ENTRIES SHOWN:
— start —
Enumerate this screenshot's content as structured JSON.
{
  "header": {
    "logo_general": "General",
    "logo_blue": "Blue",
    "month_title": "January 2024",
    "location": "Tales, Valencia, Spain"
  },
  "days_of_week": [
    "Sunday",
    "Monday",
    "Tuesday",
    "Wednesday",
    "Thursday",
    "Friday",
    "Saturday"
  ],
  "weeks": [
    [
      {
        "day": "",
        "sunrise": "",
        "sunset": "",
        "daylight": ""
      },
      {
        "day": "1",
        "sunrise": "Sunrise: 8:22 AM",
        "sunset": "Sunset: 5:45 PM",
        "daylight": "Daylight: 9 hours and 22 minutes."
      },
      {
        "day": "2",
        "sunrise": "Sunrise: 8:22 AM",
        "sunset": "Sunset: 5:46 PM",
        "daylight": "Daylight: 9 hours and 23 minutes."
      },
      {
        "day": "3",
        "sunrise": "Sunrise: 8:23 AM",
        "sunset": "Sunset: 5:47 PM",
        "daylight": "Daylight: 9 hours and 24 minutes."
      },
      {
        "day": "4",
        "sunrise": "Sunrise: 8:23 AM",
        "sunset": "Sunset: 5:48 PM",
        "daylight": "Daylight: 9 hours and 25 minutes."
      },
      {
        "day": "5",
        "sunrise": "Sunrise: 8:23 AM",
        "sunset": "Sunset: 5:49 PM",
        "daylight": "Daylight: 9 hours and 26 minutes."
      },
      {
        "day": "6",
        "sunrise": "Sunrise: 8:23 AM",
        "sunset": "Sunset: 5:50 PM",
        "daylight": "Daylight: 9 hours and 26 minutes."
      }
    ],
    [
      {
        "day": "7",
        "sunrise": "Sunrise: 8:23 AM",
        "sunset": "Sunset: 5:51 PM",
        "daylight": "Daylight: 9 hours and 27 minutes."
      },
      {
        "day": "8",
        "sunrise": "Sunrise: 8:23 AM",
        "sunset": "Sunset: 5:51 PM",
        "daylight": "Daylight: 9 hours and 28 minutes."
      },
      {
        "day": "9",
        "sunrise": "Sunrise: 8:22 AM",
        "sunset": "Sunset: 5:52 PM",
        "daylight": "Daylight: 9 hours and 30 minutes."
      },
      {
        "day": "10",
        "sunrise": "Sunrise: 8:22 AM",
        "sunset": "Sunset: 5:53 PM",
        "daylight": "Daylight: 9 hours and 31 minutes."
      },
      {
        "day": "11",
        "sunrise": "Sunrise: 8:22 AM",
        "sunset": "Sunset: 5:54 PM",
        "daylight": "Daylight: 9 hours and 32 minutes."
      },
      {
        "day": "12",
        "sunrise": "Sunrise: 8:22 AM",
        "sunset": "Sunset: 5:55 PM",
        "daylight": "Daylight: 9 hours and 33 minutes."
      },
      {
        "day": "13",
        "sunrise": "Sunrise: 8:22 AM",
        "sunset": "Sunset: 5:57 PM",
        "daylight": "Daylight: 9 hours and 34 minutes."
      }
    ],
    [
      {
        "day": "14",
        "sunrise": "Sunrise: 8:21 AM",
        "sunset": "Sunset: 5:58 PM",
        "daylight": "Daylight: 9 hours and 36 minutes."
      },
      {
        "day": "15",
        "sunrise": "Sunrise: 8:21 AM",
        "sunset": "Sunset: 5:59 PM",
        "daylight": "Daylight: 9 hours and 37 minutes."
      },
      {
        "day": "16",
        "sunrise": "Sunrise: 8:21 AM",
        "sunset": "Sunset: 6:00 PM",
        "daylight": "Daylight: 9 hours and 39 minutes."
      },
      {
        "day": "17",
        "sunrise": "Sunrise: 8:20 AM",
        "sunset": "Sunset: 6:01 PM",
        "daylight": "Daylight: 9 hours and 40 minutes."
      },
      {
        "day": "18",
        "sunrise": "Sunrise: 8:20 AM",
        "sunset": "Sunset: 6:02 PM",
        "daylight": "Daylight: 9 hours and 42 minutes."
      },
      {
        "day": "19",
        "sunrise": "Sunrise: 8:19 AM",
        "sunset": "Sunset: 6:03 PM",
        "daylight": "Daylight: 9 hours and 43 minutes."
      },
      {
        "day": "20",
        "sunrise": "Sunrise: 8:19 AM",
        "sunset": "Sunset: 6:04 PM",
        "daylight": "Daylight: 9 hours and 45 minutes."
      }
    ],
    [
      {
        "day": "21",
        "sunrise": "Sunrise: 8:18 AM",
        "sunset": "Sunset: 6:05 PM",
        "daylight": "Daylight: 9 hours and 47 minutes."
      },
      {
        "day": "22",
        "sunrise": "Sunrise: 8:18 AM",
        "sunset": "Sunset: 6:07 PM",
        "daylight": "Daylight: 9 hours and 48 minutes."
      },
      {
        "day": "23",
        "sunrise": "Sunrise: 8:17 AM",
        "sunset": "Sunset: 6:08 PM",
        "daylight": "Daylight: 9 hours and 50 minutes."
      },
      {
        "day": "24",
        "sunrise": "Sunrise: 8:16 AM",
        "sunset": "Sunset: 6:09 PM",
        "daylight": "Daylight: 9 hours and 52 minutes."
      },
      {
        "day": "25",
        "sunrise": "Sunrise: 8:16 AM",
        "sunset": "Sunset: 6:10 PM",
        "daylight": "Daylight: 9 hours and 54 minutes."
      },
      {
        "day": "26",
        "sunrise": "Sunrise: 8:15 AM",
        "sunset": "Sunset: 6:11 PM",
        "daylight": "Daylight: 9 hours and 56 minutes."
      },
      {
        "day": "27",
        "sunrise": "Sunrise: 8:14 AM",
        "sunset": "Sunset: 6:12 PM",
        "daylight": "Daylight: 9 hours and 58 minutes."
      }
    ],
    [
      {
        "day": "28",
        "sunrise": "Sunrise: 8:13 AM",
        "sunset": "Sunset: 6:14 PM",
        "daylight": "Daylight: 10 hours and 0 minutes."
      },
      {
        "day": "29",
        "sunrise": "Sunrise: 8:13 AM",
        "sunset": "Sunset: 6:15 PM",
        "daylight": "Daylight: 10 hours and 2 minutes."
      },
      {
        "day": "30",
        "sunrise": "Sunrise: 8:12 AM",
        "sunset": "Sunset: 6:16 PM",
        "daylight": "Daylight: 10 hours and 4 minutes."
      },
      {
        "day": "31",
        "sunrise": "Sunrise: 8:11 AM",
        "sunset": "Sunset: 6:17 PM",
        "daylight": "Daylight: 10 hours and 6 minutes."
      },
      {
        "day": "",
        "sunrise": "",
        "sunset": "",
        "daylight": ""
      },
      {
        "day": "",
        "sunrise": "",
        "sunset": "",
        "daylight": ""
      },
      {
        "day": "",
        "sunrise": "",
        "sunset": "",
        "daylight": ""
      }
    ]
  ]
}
— end —
GIVEN EXERCISE: Repeat the data in its entirety, character for character.

WRITTEN RESPONSE:
Enumerate this screenshot's content as structured JSON.
{
  "header": {
    "logo_general": "General",
    "logo_blue": "Blue",
    "month_title": "January 2024",
    "location": "Tales, Valencia, Spain"
  },
  "days_of_week": [
    "Sunday",
    "Monday",
    "Tuesday",
    "Wednesday",
    "Thursday",
    "Friday",
    "Saturday"
  ],
  "weeks": [
    [
      {
        "day": "",
        "sunrise": "",
        "sunset": "",
        "daylight": ""
      },
      {
        "day": "1",
        "sunrise": "Sunrise: 8:22 AM",
        "sunset": "Sunset: 5:45 PM",
        "daylight": "Daylight: 9 hours and 22 minutes."
      },
      {
        "day": "2",
        "sunrise": "Sunrise: 8:22 AM",
        "sunset": "Sunset: 5:46 PM",
        "daylight": "Daylight: 9 hours and 23 minutes."
      },
      {
        "day": "3",
        "sunrise": "Sunrise: 8:23 AM",
        "sunset": "Sunset: 5:47 PM",
        "daylight": "Daylight: 9 hours and 24 minutes."
      },
      {
        "day": "4",
        "sunrise": "Sunrise: 8:23 AM",
        "sunset": "Sunset: 5:48 PM",
        "daylight": "Daylight: 9 hours and 25 minutes."
      },
      {
        "day": "5",
        "sunrise": "Sunrise: 8:23 AM",
        "sunset": "Sunset: 5:49 PM",
        "daylight": "Daylight: 9 hours and 26 minutes."
      },
      {
        "day": "6",
        "sunrise": "Sunrise: 8:23 AM",
        "sunset": "Sunset: 5:50 PM",
        "daylight": "Daylight: 9 hours and 26 minutes."
      }
    ],
    [
      {
        "day": "7",
        "sunrise": "Sunrise: 8:23 AM",
        "sunset": "Sunset: 5:51 PM",
        "daylight": "Daylight: 9 hours and 27 minutes."
      },
      {
        "day": "8",
        "sunrise": "Sunrise: 8:23 AM",
        "sunset": "Sunset: 5:51 PM",
        "daylight": "Daylight: 9 hours and 28 minutes."
      },
      {
        "day": "9",
        "sunrise": "Sunrise: 8:22 AM",
        "sunset": "Sunset: 5:52 PM",
        "daylight": "Daylight: 9 hours and 30 minutes."
      },
      {
        "day": "10",
        "sunrise": "Sunrise: 8:22 AM",
        "sunset": "Sunset: 5:53 PM",
        "daylight": "Daylight: 9 hours and 31 minutes."
      },
      {
        "day": "11",
        "sunrise": "Sunrise: 8:22 AM",
        "sunset": "Sunset: 5:54 PM",
        "daylight": "Daylight: 9 hours and 32 minutes."
      },
      {
        "day": "12",
        "sunrise": "Sunrise: 8:22 AM",
        "sunset": "Sunset: 5:55 PM",
        "daylight": "Daylight: 9 hours and 33 minutes."
      },
      {
        "day": "13",
        "sunrise": "Sunrise: 8:22 AM",
        "sunset": "Sunset: 5:57 PM",
        "daylight": "Daylight: 9 hours and 34 minutes."
      }
    ],
    [
      {
        "day": "14",
        "sunrise": "Sunrise: 8:21 AM",
        "sunset": "Sunset: 5:58 PM",
        "daylight": "Daylight: 9 hours and 36 minutes."
      },
      {
        "day": "15",
        "sunrise": "Sunrise: 8:21 AM",
        "sunset": "Sunset: 5:59 PM",
        "daylight": "Daylight: 9 hours and 37 minutes."
      },
      {
        "day": "16",
        "sunrise": "Sunrise: 8:21 AM",
        "sunset": "Sunset: 6:00 PM",
        "daylight": "Daylight: 9 hours and 39 minutes."
      },
      {
        "day": "17",
        "sunrise": "Sunrise: 8:20 AM",
        "sunset": "Sunset: 6:01 PM",
        "daylight": "Daylight: 9 hours and 40 minutes."
      },
      {
        "day": "18",
        "sunrise": "Sunrise: 8:20 AM",
        "sunset": "Sunset: 6:02 PM",
        "daylight": "Daylight: 9 hours and 42 minutes."
      },
      {
        "day": "19",
        "sunrise": "Sunrise: 8:19 AM",
        "sunset": "Sunset: 6:03 PM",
        "daylight": "Daylight: 9 hours and 43 minutes."
      },
      {
        "day": "20",
        "sunrise": "Sunrise: 8:19 AM",
        "sunset": "Sunset: 6:04 PM",
        "daylight": "Daylight: 9 hours and 45 minutes."
      }
    ],
    [
      {
        "day": "21",
        "sunrise": "Sunrise: 8:18 AM",
        "sunset": "Sunset: 6:05 PM",
        "daylight": "Daylight: 9 hours and 47 minutes."
      },
      {
        "day": "22",
        "sunrise": "Sunrise: 8:18 AM",
        "sunset": "Sunset: 6:07 PM",
        "daylight": "Daylight: 9 hours and 48 minutes."
      },
      {
        "day": "23",
        "sunrise": "Sunrise: 8:17 AM",
        "sunset": "Sunset: 6:08 PM",
        "daylight": "Daylight: 9 hours and 50 minutes."
      },
      {
        "day": "24",
        "sunrise": "Sunrise: 8:16 AM",
        "sunset": "Sunset: 6:09 PM",
        "daylight": "Daylight: 9 hours and 52 minutes."
      },
      {
        "day": "25",
        "sunrise": "Sunrise: 8:16 AM",
        "sunset": "Sunset: 6:10 PM",
        "daylight": "Daylight: 9 hours and 54 minutes."
      },
      {
        "day": "26",
        "sunrise": "Sunrise: 8:15 AM",
        "sunset": "Sunset: 6:11 PM",
        "daylight": "Daylight: 9 hours and 56 minutes."
      },
      {
        "day": "27",
        "sunrise": "Sunrise: 8:14 AM",
        "sunset": "Sunset: 6:12 PM",
        "daylight": "Daylight: 9 hours and 58 minutes."
      }
    ],
    [
      {
        "day": "28",
        "sunrise": "Sunrise: 8:13 AM",
        "sunset": "Sunset: 6:14 PM",
        "daylight": "Daylight: 10 hours and 0 minutes."
      },
      {
        "day": "29",
        "sunrise": "Sunrise: 8:13 AM",
        "sunset": "Sunset: 6:15 PM",
        "daylight": "Daylight: 10 hours and 2 minutes."
      },
      {
        "day": "30",
        "sunrise": "Sunrise: 8:12 AM",
        "sunset": "Sunset: 6:16 PM",
        "daylight": "Daylight: 10 hours and 4 minutes."
      },
      {
        "day": "31",
        "sunrise": "Sunrise: 8:11 AM",
        "sunset": "Sunset: 6:17 PM",
        "daylight": "Daylight: 10 hours and 6 minutes."
      },
      {
        "day": "",
        "sunrise": "",
        "sunset": "",
        "daylight": ""
      },
      {
        "day": "",
        "sunrise": "",
        "sunset": "",
        "daylight": ""
      },
      {
        "day": "",
        "sunrise": "",
        "sunset": "",
        "daylight": ""
      }
    ]
  ]
}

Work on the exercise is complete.